• WHAT THE TASK REQUIRES: Identify and pull out each line of the entries in which "circles" occurs.

• GIVEN ENTRIES:
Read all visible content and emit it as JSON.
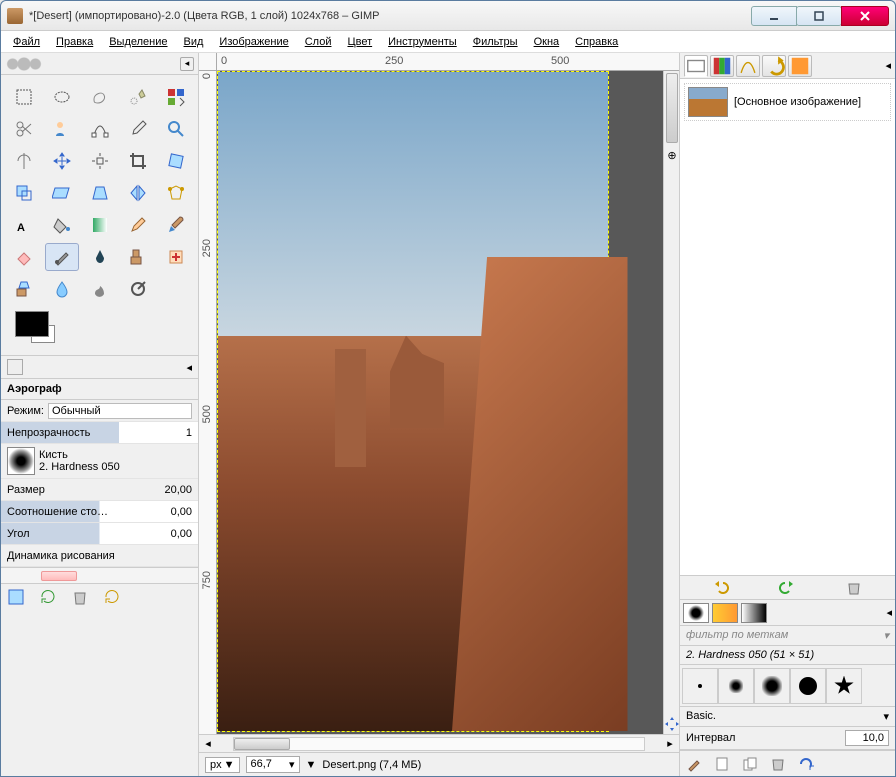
{
  "window": {
    "title": "*[Desert] (импортировано)-2.0 (Цвета RGB, 1 слой) 1024x768 – GIMP"
  },
  "menu": {
    "file": "Файл",
    "edit": "Правка",
    "select": "Выделение",
    "view": "Вид",
    "image": "Изображение",
    "layer": "Слой",
    "colors": "Цвет",
    "tools": "Инструменты",
    "filters": "Фильтры",
    "windows": "Окна",
    "help": "Справка"
  },
  "ruler": {
    "h0": "0",
    "h250": "250",
    "h500": "500",
    "v0": "0",
    "v250": "250",
    "v500": "500",
    "v750": "750"
  },
  "options": {
    "title": "Аэрограф",
    "mode_label": "Режим:",
    "mode_value": "Обычный",
    "opacity_label": "Непрозрачность",
    "opacity_value": "1",
    "brush_label": "Кисть",
    "brush_name": "2. Hardness 050",
    "size_label": "Размер",
    "size_value": "20,00",
    "ratio_label": "Соотношение сто…",
    "ratio_value": "0,00",
    "angle_label": "Угол",
    "angle_value": "0,00",
    "dynamics_label": "Динамика рисования"
  },
  "status": {
    "unit": "px",
    "zoom": "66,7",
    "filename": "Desert.png (7,4 МБ)"
  },
  "layers": {
    "base_name": "[Основное изображение]"
  },
  "brushes": {
    "filter_placeholder": "фильтр по меткам",
    "current": "2. Hardness 050 (51 × 51)",
    "preset": "Basic.",
    "interval_label": "Интервал",
    "interval_value": "10,0"
  }
}
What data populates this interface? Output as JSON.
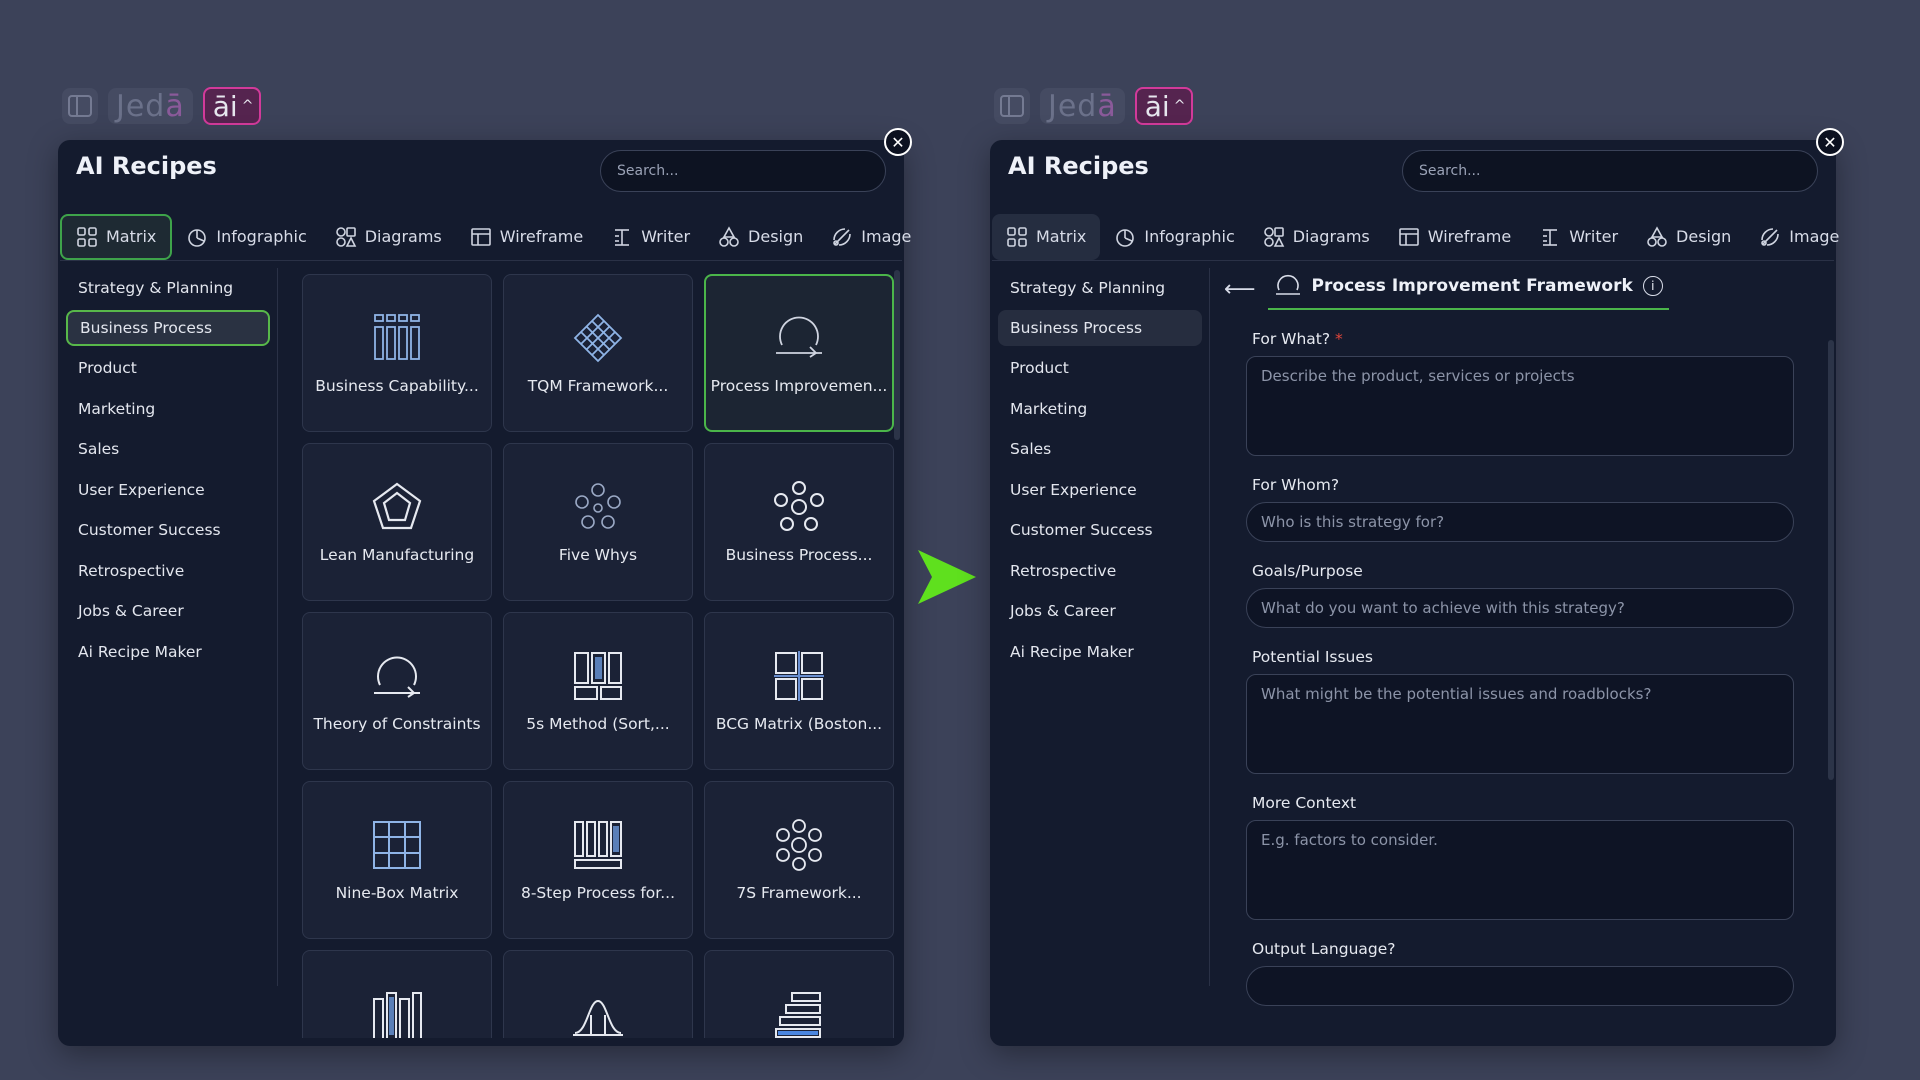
{
  "left": {
    "topbar": {
      "logo_main": "Jed",
      "logo_accent": "ā",
      "ai_label": "āi",
      "ai_chevron": "^"
    },
    "title": "AI Recipes",
    "search_placeholder": "Search...",
    "tabs": [
      {
        "label": "Matrix",
        "icon": "grid-icon"
      },
      {
        "label": "Infographic",
        "icon": "pie-icon"
      },
      {
        "label": "Diagrams",
        "icon": "shapes-icon"
      },
      {
        "label": "Wireframe",
        "icon": "wireframe-icon"
      },
      {
        "label": "Writer",
        "icon": "writer-icon"
      },
      {
        "label": "Design",
        "icon": "design-icon"
      },
      {
        "label": "Image",
        "icon": "image-icon"
      }
    ],
    "sidebar": [
      "Strategy & Planning",
      "Business Process",
      "Product",
      "Marketing",
      "Sales",
      "User Experience",
      "Customer Success",
      "Retrospective",
      "Jobs & Career",
      "Ai Recipe Maker"
    ],
    "cards": [
      {
        "label": "Business Capability...",
        "icon": "capability-icon"
      },
      {
        "label": "TQM Framework...",
        "icon": "diamond-grid-icon"
      },
      {
        "label": "Process Improvemen...",
        "icon": "cycle-icon"
      },
      {
        "label": "Lean Manufacturing",
        "icon": "pentagon-icon"
      },
      {
        "label": "Five Whys",
        "icon": "five-circles-icon"
      },
      {
        "label": "Business Process...",
        "icon": "flower-icon"
      },
      {
        "label": "Theory of Constraints",
        "icon": "cycle-icon"
      },
      {
        "label": "5s Method (Sort,...",
        "icon": "columns-icon"
      },
      {
        "label": "BCG Matrix (Boston...",
        "icon": "quadrant-icon"
      },
      {
        "label": "Nine-Box Matrix",
        "icon": "nine-box-icon"
      },
      {
        "label": "8-Step Process for...",
        "icon": "steps-icon"
      },
      {
        "label": "7S Framework...",
        "icon": "seven-circles-icon"
      },
      {
        "label": "",
        "icon": "bars-icon"
      },
      {
        "label": "",
        "icon": "bell-curve-icon"
      },
      {
        "label": "",
        "icon": "stack-icon"
      }
    ]
  },
  "right": {
    "topbar": {
      "logo_main": "Jed",
      "logo_accent": "ā",
      "ai_label": "āi",
      "ai_chevron": "^"
    },
    "title": "AI Recipes",
    "search_placeholder": "Search...",
    "tabs": [
      {
        "label": "Matrix",
        "icon": "grid-icon"
      },
      {
        "label": "Infographic",
        "icon": "pie-icon"
      },
      {
        "label": "Diagrams",
        "icon": "shapes-icon"
      },
      {
        "label": "Wireframe",
        "icon": "wireframe-icon"
      },
      {
        "label": "Writer",
        "icon": "writer-icon"
      },
      {
        "label": "Design",
        "icon": "design-icon"
      },
      {
        "label": "Image",
        "icon": "image-icon"
      }
    ],
    "sidebar": [
      "Strategy & Planning",
      "Business Process",
      "Product",
      "Marketing",
      "Sales",
      "User Experience",
      "Customer Success",
      "Retrospective",
      "Jobs & Career",
      "Ai Recipe Maker"
    ],
    "form": {
      "back": "⟵",
      "title": "Process Improvement Framework",
      "info": "i",
      "fields": [
        {
          "label": "For What?",
          "required": "*",
          "placeholder": "Describe the product, services or projects",
          "type": "textarea"
        },
        {
          "label": "For Whom?",
          "required": "",
          "placeholder": "Who is this strategy for?",
          "type": "input"
        },
        {
          "label": "Goals/Purpose",
          "required": "",
          "placeholder": "What do you want to achieve with this strategy?",
          "type": "input"
        },
        {
          "label": "Potential Issues",
          "required": "",
          "placeholder": "What might be the potential issues and roadblocks?",
          "type": "textarea"
        },
        {
          "label": "More Context",
          "required": "",
          "placeholder": "E.g. factors to consider.",
          "type": "textarea"
        },
        {
          "label": "Output Language?",
          "required": "",
          "placeholder": "",
          "type": "input"
        }
      ]
    }
  },
  "colors": {
    "bg": "#3c4259",
    "panel": "#141b2e",
    "accent_green": "#4bb54a",
    "arrow_green": "#5fe01e",
    "ai_pink": "#d23a9a"
  }
}
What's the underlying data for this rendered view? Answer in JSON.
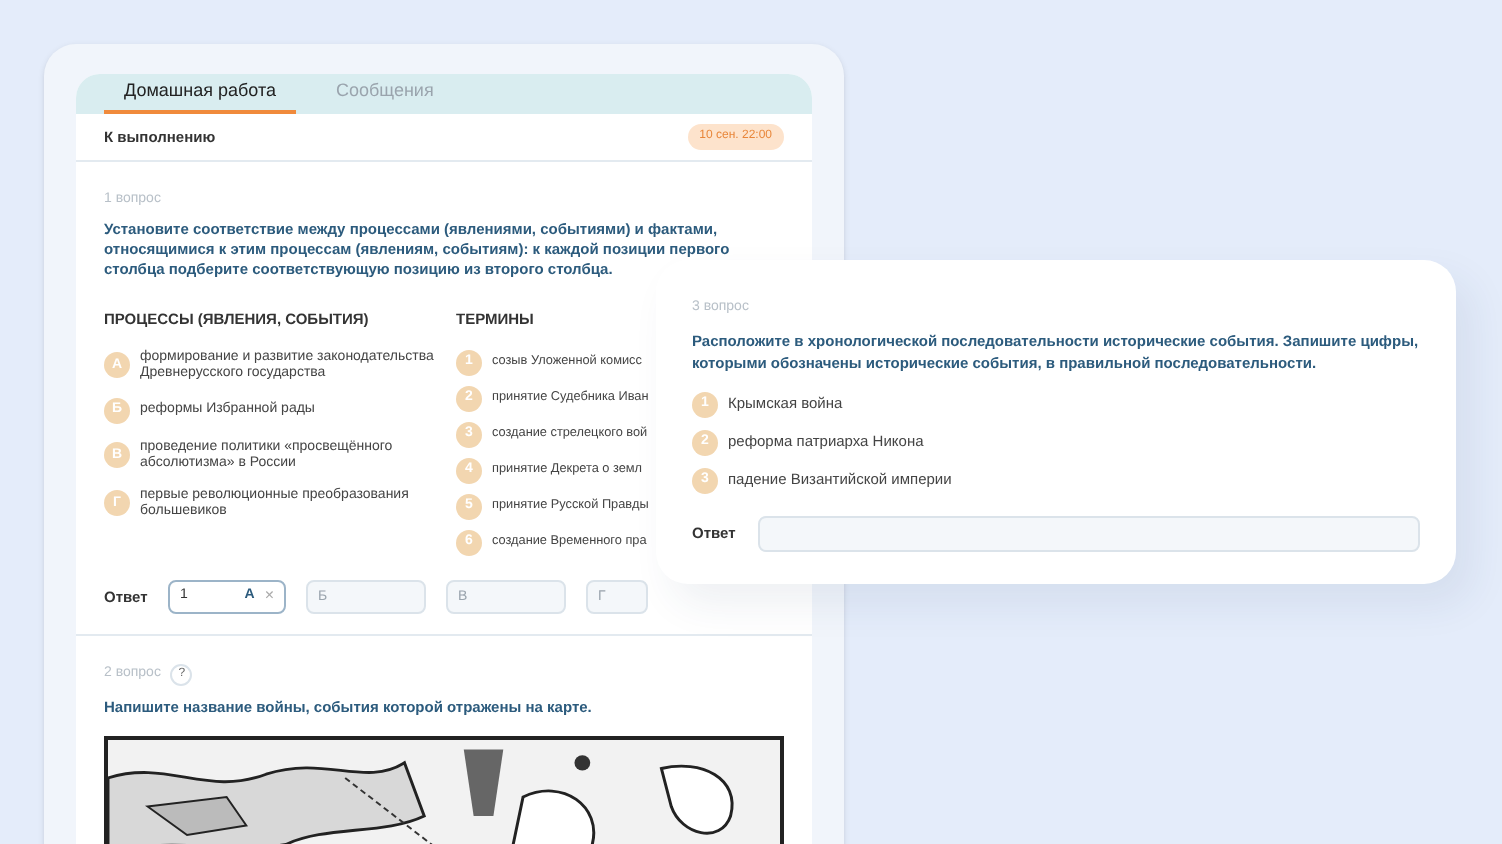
{
  "tabs": [
    {
      "label": "Домашная работа",
      "selected": true
    },
    {
      "label": "Сообщения",
      "selected": false
    }
  ],
  "status": {
    "label": "К выполнению",
    "deadline": "10 сен. 22:00"
  },
  "question1": {
    "number": "1 вопрос",
    "prompt": "Установите соответствие между процессами (явлениями, событиями) и фактами, относящимися к этим процессам (явлениям, событиям): к каждой позиции первого столбца подберите соответствующую позицию из второго столбца.",
    "processes": {
      "heading": "ПРОЦЕССЫ (ЯВЛЕНИЯ, СОБЫТИЯ)",
      "items": [
        {
          "marker": "А",
          "text": "формирование и развитие законодательства Древнерусского государства"
        },
        {
          "marker": "Б",
          "text": "реформы Избранной рады"
        },
        {
          "marker": "В",
          "text": "проведение политики «просвещённого абсолютизма» в России"
        },
        {
          "marker": "Г",
          "text": "первые революционные преобразования большевиков"
        }
      ]
    },
    "terms": {
      "heading": "ТЕРМИНЫ",
      "items": [
        {
          "marker": "1",
          "text": "созыв Уложенной комисс"
        },
        {
          "marker": "2",
          "text": "принятие Судебника Иван"
        },
        {
          "marker": "3",
          "text": "создание стрелецкого вой"
        },
        {
          "marker": "4",
          "text": "принятие Декрета о земл"
        },
        {
          "marker": "5",
          "text": "принятие Русской Правды"
        },
        {
          "marker": "6",
          "text": "создание Временного пра"
        }
      ]
    },
    "answer": {
      "label": "Ответ",
      "fields": [
        {
          "value": "1",
          "letter": "А",
          "clear": "×"
        },
        {
          "placeholder": "Б"
        },
        {
          "placeholder": "В"
        },
        {
          "placeholder": "Г"
        }
      ]
    }
  },
  "question2": {
    "number": "2 вопрос",
    "help": "?",
    "prompt": "Напишите название войны, события которой отражены на карте."
  },
  "question3": {
    "number": "3 вопрос",
    "prompt": "Расположите в хронологической последовательности исторические события. Запишите цифры, которыми обозначены исторические события, в правильной последовательности.",
    "items": [
      {
        "marker": "1",
        "text": "Крымская война"
      },
      {
        "marker": "2",
        "text": "реформа патриарха Никона"
      },
      {
        "marker": "3",
        "text": "падение Византийской империи"
      }
    ],
    "answer": {
      "label": "Ответ"
    }
  }
}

• RESPONSE FOR THIS EXERCISE:
        "icon": "five-circles-icon"
        "icon": "seven-circles-icon"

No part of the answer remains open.